[Task brief]
All of the data needs to be repeated exactly.
+++
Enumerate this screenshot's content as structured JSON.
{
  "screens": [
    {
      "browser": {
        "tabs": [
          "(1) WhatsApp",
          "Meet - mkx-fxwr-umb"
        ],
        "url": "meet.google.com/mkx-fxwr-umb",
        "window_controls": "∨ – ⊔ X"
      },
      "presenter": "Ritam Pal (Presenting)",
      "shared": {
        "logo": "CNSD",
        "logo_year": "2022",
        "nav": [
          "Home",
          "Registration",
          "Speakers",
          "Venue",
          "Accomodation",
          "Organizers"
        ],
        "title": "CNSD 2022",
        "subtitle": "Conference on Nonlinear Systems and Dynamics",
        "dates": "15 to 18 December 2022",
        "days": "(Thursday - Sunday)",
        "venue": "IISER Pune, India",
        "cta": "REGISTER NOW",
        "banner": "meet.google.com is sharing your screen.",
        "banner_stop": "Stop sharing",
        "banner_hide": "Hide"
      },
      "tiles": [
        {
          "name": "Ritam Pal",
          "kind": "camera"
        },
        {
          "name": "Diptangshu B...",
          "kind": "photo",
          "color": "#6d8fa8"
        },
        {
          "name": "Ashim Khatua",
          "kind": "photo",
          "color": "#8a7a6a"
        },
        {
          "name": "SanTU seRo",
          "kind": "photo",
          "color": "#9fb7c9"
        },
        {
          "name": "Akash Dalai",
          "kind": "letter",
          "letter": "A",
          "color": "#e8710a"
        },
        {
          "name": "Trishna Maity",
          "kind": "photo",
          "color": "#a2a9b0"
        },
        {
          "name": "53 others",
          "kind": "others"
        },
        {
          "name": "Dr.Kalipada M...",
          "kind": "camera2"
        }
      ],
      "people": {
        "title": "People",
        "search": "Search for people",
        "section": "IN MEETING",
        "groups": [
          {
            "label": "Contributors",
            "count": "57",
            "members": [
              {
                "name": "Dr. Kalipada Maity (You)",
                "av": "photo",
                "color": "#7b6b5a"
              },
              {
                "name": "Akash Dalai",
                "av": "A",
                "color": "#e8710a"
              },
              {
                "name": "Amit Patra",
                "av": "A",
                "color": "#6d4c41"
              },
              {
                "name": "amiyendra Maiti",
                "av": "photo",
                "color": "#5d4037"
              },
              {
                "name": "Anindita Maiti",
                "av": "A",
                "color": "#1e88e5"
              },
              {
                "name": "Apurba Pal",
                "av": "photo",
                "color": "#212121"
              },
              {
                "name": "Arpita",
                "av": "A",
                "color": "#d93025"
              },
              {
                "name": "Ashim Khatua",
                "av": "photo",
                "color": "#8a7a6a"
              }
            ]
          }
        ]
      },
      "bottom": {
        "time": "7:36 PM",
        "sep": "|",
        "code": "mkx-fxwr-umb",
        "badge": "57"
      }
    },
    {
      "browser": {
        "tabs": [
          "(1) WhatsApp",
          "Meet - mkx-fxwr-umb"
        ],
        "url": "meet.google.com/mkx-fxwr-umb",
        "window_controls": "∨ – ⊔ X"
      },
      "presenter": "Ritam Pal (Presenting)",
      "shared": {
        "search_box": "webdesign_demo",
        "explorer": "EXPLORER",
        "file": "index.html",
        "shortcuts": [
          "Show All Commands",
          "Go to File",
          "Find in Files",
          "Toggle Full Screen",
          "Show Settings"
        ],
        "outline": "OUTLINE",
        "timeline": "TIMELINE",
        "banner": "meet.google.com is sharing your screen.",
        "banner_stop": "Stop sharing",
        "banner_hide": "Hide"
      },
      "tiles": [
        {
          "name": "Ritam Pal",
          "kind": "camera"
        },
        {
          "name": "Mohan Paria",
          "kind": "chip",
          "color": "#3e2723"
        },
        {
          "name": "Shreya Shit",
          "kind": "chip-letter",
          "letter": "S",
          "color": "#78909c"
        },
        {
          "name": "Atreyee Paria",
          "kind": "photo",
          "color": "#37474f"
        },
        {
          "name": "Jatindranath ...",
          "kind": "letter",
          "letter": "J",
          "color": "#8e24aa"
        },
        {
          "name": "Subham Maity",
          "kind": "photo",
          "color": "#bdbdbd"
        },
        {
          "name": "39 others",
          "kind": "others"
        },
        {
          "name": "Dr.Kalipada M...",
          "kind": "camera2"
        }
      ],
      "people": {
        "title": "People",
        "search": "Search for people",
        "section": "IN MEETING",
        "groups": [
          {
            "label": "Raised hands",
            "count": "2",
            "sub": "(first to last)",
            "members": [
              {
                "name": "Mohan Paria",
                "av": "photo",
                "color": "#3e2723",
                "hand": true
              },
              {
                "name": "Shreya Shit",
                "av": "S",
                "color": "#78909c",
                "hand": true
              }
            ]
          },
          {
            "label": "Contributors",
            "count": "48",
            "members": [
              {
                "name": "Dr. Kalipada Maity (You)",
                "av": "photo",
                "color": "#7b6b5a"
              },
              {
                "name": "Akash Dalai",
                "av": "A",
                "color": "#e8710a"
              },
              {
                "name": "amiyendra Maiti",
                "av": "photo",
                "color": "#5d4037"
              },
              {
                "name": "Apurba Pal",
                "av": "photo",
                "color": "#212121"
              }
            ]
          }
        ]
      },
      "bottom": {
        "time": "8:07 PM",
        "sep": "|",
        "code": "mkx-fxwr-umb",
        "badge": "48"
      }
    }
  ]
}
+++
[Output of the exercise]
Enumerate this screenshot's content as structured JSON.
{
  "screens": [
    {
      "browser": {
        "tabs": [
          "(1) WhatsApp",
          "Meet - mkx-fxwr-umb"
        ],
        "url": "meet.google.com/mkx-fxwr-umb",
        "window_controls": "∨ – ⊔ X"
      },
      "presenter": "Ritam Pal (Presenting)",
      "shared": {
        "logo": "CNSD",
        "logo_year": "2022",
        "nav": [
          "Home",
          "Registration",
          "Speakers",
          "Venue",
          "Accomodation",
          "Organizers"
        ],
        "title": "CNSD 2022",
        "subtitle": "Conference on Nonlinear Systems and Dynamics",
        "dates": "15 to 18 December 2022",
        "days": "(Thursday - Sunday)",
        "venue": "IISER Pune, India",
        "cta": "REGISTER NOW",
        "banner": "meet.google.com is sharing your screen.",
        "banner_stop": "Stop sharing",
        "banner_hide": "Hide"
      },
      "tiles": [
        {
          "name": "Ritam Pal",
          "kind": "camera"
        },
        {
          "name": "Diptangshu B...",
          "kind": "photo",
          "color": "#6d8fa8"
        },
        {
          "name": "Ashim Khatua",
          "kind": "photo",
          "color": "#8a7a6a"
        },
        {
          "name": "SanTU seRo",
          "kind": "photo",
          "color": "#9fb7c9"
        },
        {
          "name": "Akash Dalai",
          "kind": "letter",
          "letter": "A",
          "color": "#e8710a"
        },
        {
          "name": "Trishna Maity",
          "kind": "photo",
          "color": "#a2a9b0"
        },
        {
          "name": "53 others",
          "kind": "others"
        },
        {
          "name": "Dr.Kalipada M...",
          "kind": "camera2"
        }
      ],
      "people": {
        "title": "People",
        "search": "Search for people",
        "section": "IN MEETING",
        "groups": [
          {
            "label": "Contributors",
            "count": "57",
            "members": [
              {
                "name": "Dr. Kalipada Maity (You)",
                "av": "photo",
                "color": "#7b6b5a"
              },
              {
                "name": "Akash Dalai",
                "av": "A",
                "color": "#e8710a"
              },
              {
                "name": "Amit Patra",
                "av": "A",
                "color": "#6d4c41"
              },
              {
                "name": "amiyendra Maiti",
                "av": "photo",
                "color": "#5d4037"
              },
              {
                "name": "Anindita Maiti",
                "av": "A",
                "color": "#1e88e5"
              },
              {
                "name": "Apurba Pal",
                "av": "photo",
                "color": "#212121"
              },
              {
                "name": "Arpita",
                "av": "A",
                "color": "#d93025"
              },
              {
                "name": "Ashim Khatua",
                "av": "photo",
                "color": "#8a7a6a"
              }
            ]
          }
        ]
      },
      "bottom": {
        "time": "7:36 PM",
        "sep": "|",
        "code": "mkx-fxwr-umb",
        "badge": "57"
      }
    },
    {
      "browser": {
        "tabs": [
          "(1) WhatsApp",
          "Meet - mkx-fxwr-umb"
        ],
        "url": "meet.google.com/mkx-fxwr-umb",
        "window_controls": "∨ – ⊔ X"
      },
      "presenter": "Ritam Pal (Presenting)",
      "shared": {
        "search_box": "webdesign_demo",
        "explorer": "EXPLORER",
        "file": "index.html",
        "shortcuts": [
          "Show All Commands",
          "Go to File",
          "Find in Files",
          "Toggle Full Screen",
          "Show Settings"
        ],
        "outline": "OUTLINE",
        "timeline": "TIMELINE",
        "banner": "meet.google.com is sharing your screen.",
        "banner_stop": "Stop sharing",
        "banner_hide": "Hide"
      },
      "tiles": [
        {
          "name": "Ritam Pal",
          "kind": "camera"
        },
        {
          "name": "Mohan Paria",
          "kind": "chip",
          "color": "#3e2723"
        },
        {
          "name": "Shreya Shit",
          "kind": "chip-letter",
          "letter": "S",
          "color": "#78909c"
        },
        {
          "name": "Atreyee Paria",
          "kind": "photo",
          "color": "#37474f"
        },
        {
          "name": "Jatindranath ...",
          "kind": "letter",
          "letter": "J",
          "color": "#8e24aa"
        },
        {
          "name": "Subham Maity",
          "kind": "photo",
          "color": "#bdbdbd"
        },
        {
          "name": "39 others",
          "kind": "others"
        },
        {
          "name": "Dr.Kalipada M...",
          "kind": "camera2"
        }
      ],
      "people": {
        "title": "People",
        "search": "Search for people",
        "section": "IN MEETING",
        "groups": [
          {
            "label": "Raised hands",
            "count": "2",
            "sub": "(first to last)",
            "members": [
              {
                "name": "Mohan Paria",
                "av": "photo",
                "color": "#3e2723",
                "hand": true
              },
              {
                "name": "Shreya Shit",
                "av": "S",
                "color": "#78909c",
                "hand": true
              }
            ]
          },
          {
            "label": "Contributors",
            "count": "48",
            "members": [
              {
                "name": "Dr. Kalipada Maity (You)",
                "av": "photo",
                "color": "#7b6b5a"
              },
              {
                "name": "Akash Dalai",
                "av": "A",
                "color": "#e8710a"
              },
              {
                "name": "amiyendra Maiti",
                "av": "photo",
                "color": "#5d4037"
              },
              {
                "name": "Apurba Pal",
                "av": "photo",
                "color": "#212121"
              }
            ]
          }
        ]
      },
      "bottom": {
        "time": "8:07 PM",
        "sep": "|",
        "code": "mkx-fxwr-umb",
        "badge": "48"
      }
    }
  ]
}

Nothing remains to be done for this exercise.